THE TASK => Restate the whole listing word for word. Pictures are left out.
════════════════
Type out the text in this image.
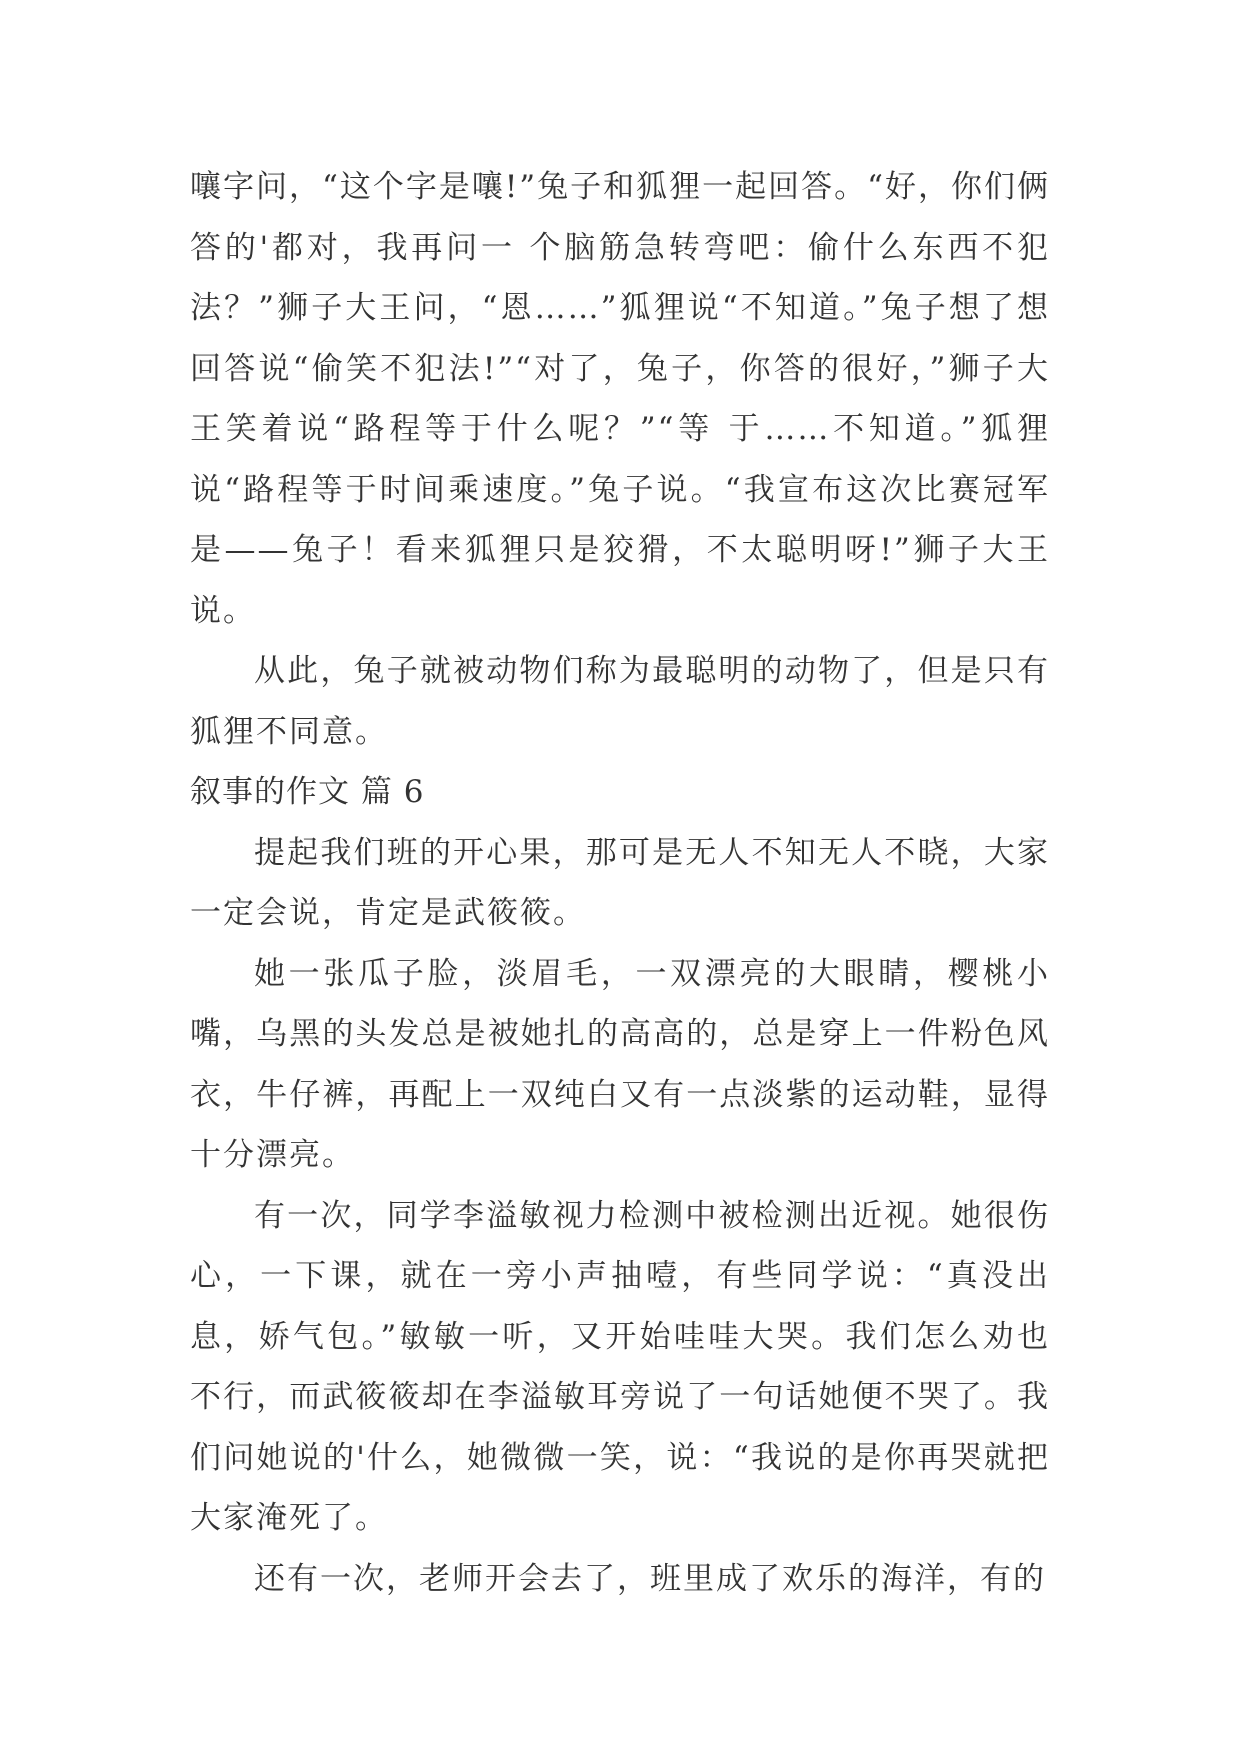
嚷字问，“这个字是嚷!”兔子和狐狸一起回答。“好，你们俩答的'都对，我再问一 个脑筋急转弯吧：偷什么东西不犯法？”狮子大王问，“恩……”狐狸说“不知道。”兔子想了想回答说“偷笑不犯法!”“对了，兔子，你答的很好，”狮子大王笑着说“路程等于什么呢？”“等 于……不知道。”狐狸说“路程等于时间乘速度。”兔子说。“我宣布这次比赛冠军是——兔子！看来狐狸只是狡猾，不太聪明呀!”狮子大王说。

从此，兔子就被动物们称为最聪明的动物了，但是只有狐狸不同意。

叙事的作文 篇 6

提起我们班的开心果，那可是无人不知无人不晓，大家一定会说，肯定是武筱筱。

她一张瓜子脸，淡眉毛，一双漂亮的大眼睛，樱桃小嘴，乌黑的头发总是被她扎的高高的，总是穿上一件粉色风衣，牛仔裤，再配上一双纯白又有一点淡紫的运动鞋，显得十分漂亮。

有一次，同学李溢敏视力检测中被检测出近视。她很伤心，一下课，就在一旁小声抽噎，有些同学说：“真没出息，娇气包。”敏敏一听，又开始哇哇大哭。我们怎么劝也不行，而武筱筱却在李溢敏耳旁说了一句话她便不哭了。我们问她说的'什么，她微微一笑，说：“我说的是你再哭就把大家淹死了。

还有一次，老师开会去了，班里成了欢乐的海洋，有的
════════════════
RESPONSE BELOW =>
Type out the text in this image.
嚷字问，“这个字是嚷!”兔子和狐狸一起回答。“好，你们俩答的'都对，我再问一 个脑筋急转弯吧：偷什么东西不犯法？”狮子大王问，“恩……”狐狸说“不知道。”兔子想了想回答说“偷笑不犯法!”“对了，兔子，你答的很好，”狮子大王笑着说“路程等于什么呢？”“等 于……不知道。”狐狸说“路程等于时间乘速度。”兔子说。“我宣布这次比赛冠军是——兔子！看来狐狸只是狡猾，不太聪明呀!”狮子大王说。

从此，兔子就被动物们称为最聪明的动物了，但是只有狐狸不同意。

叙事的作文 篇 6

提起我们班的开心果，那可是无人不知无人不晓，大家一定会说，肯定是武筱筱。

她一张瓜子脸，淡眉毛，一双漂亮的大眼睛，樱桃小嘴，乌黑的头发总是被她扎的高高的，总是穿上一件粉色风衣，牛仔裤，再配上一双纯白又有一点淡紫的运动鞋，显得十分漂亮。

有一次，同学李溢敏视力检测中被检测出近视。她很伤心，一下课，就在一旁小声抽噎，有些同学说：“真没出息，娇气包。”敏敏一听，又开始哇哇大哭。我们怎么劝也不行，而武筱筱却在李溢敏耳旁说了一句话她便不哭了。我们问她说的'什么，她微微一笑，说：“我说的是你再哭就把大家淹死了。

还有一次，老师开会去了，班里成了欢乐的海洋，有的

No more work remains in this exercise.